## MATERIAL PROVIDED
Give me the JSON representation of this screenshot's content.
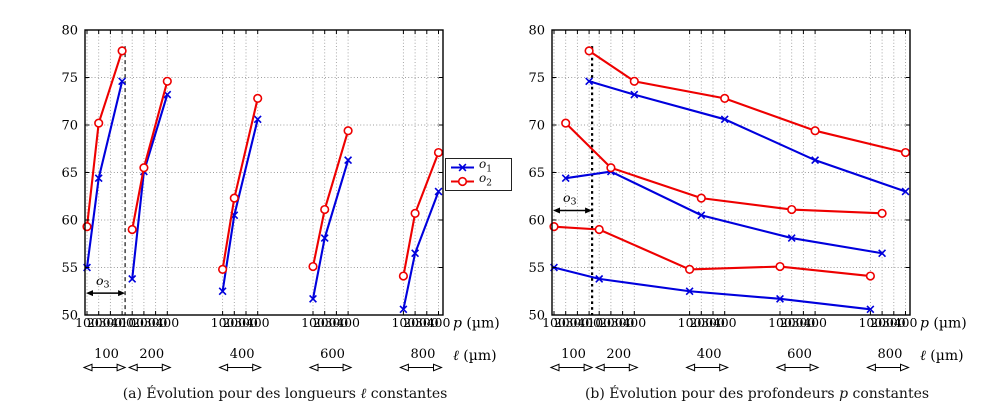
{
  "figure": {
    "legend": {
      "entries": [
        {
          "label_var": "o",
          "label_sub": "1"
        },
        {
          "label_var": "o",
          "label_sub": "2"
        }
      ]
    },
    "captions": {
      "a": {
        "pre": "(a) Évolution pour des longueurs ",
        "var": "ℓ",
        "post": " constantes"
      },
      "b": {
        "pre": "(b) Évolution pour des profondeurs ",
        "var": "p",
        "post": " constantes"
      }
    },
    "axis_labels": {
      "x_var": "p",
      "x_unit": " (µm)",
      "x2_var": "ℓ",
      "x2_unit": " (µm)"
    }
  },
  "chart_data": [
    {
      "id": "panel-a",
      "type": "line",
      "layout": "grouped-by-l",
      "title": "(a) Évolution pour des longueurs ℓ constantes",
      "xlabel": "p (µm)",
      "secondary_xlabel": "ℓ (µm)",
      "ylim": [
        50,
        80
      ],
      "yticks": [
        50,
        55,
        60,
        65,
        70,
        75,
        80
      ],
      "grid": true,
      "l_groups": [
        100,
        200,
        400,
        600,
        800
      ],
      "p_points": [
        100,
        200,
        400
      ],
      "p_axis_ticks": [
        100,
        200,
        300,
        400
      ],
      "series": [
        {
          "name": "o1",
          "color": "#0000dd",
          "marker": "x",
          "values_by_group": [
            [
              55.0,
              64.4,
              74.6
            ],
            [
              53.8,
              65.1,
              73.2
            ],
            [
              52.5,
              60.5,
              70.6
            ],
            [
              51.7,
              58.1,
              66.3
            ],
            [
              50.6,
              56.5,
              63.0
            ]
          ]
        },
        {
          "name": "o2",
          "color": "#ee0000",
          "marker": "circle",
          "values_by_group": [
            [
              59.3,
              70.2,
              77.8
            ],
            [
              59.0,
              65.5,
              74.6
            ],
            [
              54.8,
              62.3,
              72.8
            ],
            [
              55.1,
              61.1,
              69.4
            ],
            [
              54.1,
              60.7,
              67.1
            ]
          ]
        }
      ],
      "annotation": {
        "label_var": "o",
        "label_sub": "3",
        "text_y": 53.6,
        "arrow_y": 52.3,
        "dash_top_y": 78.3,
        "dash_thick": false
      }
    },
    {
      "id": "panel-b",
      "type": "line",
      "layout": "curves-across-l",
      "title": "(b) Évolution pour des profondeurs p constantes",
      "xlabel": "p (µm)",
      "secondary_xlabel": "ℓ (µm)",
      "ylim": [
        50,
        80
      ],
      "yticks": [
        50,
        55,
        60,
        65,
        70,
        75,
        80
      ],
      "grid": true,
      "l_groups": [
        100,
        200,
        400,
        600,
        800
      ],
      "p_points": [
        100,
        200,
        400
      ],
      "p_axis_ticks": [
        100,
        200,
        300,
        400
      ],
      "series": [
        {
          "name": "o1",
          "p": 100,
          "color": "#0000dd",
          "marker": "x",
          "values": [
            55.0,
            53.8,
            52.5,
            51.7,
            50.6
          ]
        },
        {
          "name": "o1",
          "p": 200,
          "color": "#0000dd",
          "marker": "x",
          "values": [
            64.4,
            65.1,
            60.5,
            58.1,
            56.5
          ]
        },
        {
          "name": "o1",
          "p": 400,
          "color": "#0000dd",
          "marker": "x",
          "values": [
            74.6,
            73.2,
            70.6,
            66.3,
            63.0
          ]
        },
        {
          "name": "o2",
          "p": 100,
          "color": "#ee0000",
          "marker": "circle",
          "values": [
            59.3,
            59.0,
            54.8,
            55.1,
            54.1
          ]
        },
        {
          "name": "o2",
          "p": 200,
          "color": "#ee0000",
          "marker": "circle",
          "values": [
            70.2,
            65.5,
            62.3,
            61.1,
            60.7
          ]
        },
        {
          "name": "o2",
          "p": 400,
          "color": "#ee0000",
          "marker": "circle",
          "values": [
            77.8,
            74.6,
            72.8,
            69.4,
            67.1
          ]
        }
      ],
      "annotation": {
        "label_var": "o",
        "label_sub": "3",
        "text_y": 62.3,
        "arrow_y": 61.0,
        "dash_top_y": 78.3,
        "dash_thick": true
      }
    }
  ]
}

## WHAT IS BEING ASKED
Leave out the pictures and repeat everything else in the records exactly.

## EXERCISE RESPONSE
Give me the JSON representation of this screenshot's content.
{
  "figure": {
    "legend": {
      "entries": [
        {
          "label_var": "o",
          "label_sub": "1"
        },
        {
          "label_var": "o",
          "label_sub": "2"
        }
      ]
    },
    "captions": {
      "a": {
        "pre": "(a) Évolution pour des longueurs ",
        "var": "ℓ",
        "post": " constantes"
      },
      "b": {
        "pre": "(b) Évolution pour des profondeurs ",
        "var": "p",
        "post": " constantes"
      }
    },
    "axis_labels": {
      "x_var": "p",
      "x_unit": " (µm)",
      "x2_var": "ℓ",
      "x2_unit": " (µm)"
    }
  },
  "chart_data": [
    {
      "id": "panel-a",
      "type": "line",
      "layout": "grouped-by-l",
      "title": "(a) Évolution pour des longueurs ℓ constantes",
      "xlabel": "p (µm)",
      "secondary_xlabel": "ℓ (µm)",
      "ylim": [
        50,
        80
      ],
      "yticks": [
        50,
        55,
        60,
        65,
        70,
        75,
        80
      ],
      "grid": true,
      "l_groups": [
        100,
        200,
        400,
        600,
        800
      ],
      "p_points": [
        100,
        200,
        400
      ],
      "p_axis_ticks": [
        100,
        200,
        300,
        400
      ],
      "series": [
        {
          "name": "o1",
          "color": "#0000dd",
          "marker": "x",
          "values_by_group": [
            [
              55.0,
              64.4,
              74.6
            ],
            [
              53.8,
              65.1,
              73.2
            ],
            [
              52.5,
              60.5,
              70.6
            ],
            [
              51.7,
              58.1,
              66.3
            ],
            [
              50.6,
              56.5,
              63.0
            ]
          ]
        },
        {
          "name": "o2",
          "color": "#ee0000",
          "marker": "circle",
          "values_by_group": [
            [
              59.3,
              70.2,
              77.8
            ],
            [
              59.0,
              65.5,
              74.6
            ],
            [
              54.8,
              62.3,
              72.8
            ],
            [
              55.1,
              61.1,
              69.4
            ],
            [
              54.1,
              60.7,
              67.1
            ]
          ]
        }
      ],
      "annotation": {
        "label_var": "o",
        "label_sub": "3",
        "text_y": 53.6,
        "arrow_y": 52.3,
        "dash_top_y": 78.3,
        "dash_thick": false
      }
    },
    {
      "id": "panel-b",
      "type": "line",
      "layout": "curves-across-l",
      "title": "(b) Évolution pour des profondeurs p constantes",
      "xlabel": "p (µm)",
      "secondary_xlabel": "ℓ (µm)",
      "ylim": [
        50,
        80
      ],
      "yticks": [
        50,
        55,
        60,
        65,
        70,
        75,
        80
      ],
      "grid": true,
      "l_groups": [
        100,
        200,
        400,
        600,
        800
      ],
      "p_points": [
        100,
        200,
        400
      ],
      "p_axis_ticks": [
        100,
        200,
        300,
        400
      ],
      "series": [
        {
          "name": "o1",
          "p": 100,
          "color": "#0000dd",
          "marker": "x",
          "values": [
            55.0,
            53.8,
            52.5,
            51.7,
            50.6
          ]
        },
        {
          "name": "o1",
          "p": 200,
          "color": "#0000dd",
          "marker": "x",
          "values": [
            64.4,
            65.1,
            60.5,
            58.1,
            56.5
          ]
        },
        {
          "name": "o1",
          "p": 400,
          "color": "#0000dd",
          "marker": "x",
          "values": [
            74.6,
            73.2,
            70.6,
            66.3,
            63.0
          ]
        },
        {
          "name": "o2",
          "p": 100,
          "color": "#ee0000",
          "marker": "circle",
          "values": [
            59.3,
            59.0,
            54.8,
            55.1,
            54.1
          ]
        },
        {
          "name": "o2",
          "p": 200,
          "color": "#ee0000",
          "marker": "circle",
          "values": [
            70.2,
            65.5,
            62.3,
            61.1,
            60.7
          ]
        },
        {
          "name": "o2",
          "p": 400,
          "color": "#ee0000",
          "marker": "circle",
          "values": [
            77.8,
            74.6,
            72.8,
            69.4,
            67.1
          ]
        }
      ],
      "annotation": {
        "label_var": "o",
        "label_sub": "3",
        "text_y": 62.3,
        "arrow_y": 61.0,
        "dash_top_y": 78.3,
        "dash_thick": true
      }
    }
  ]
}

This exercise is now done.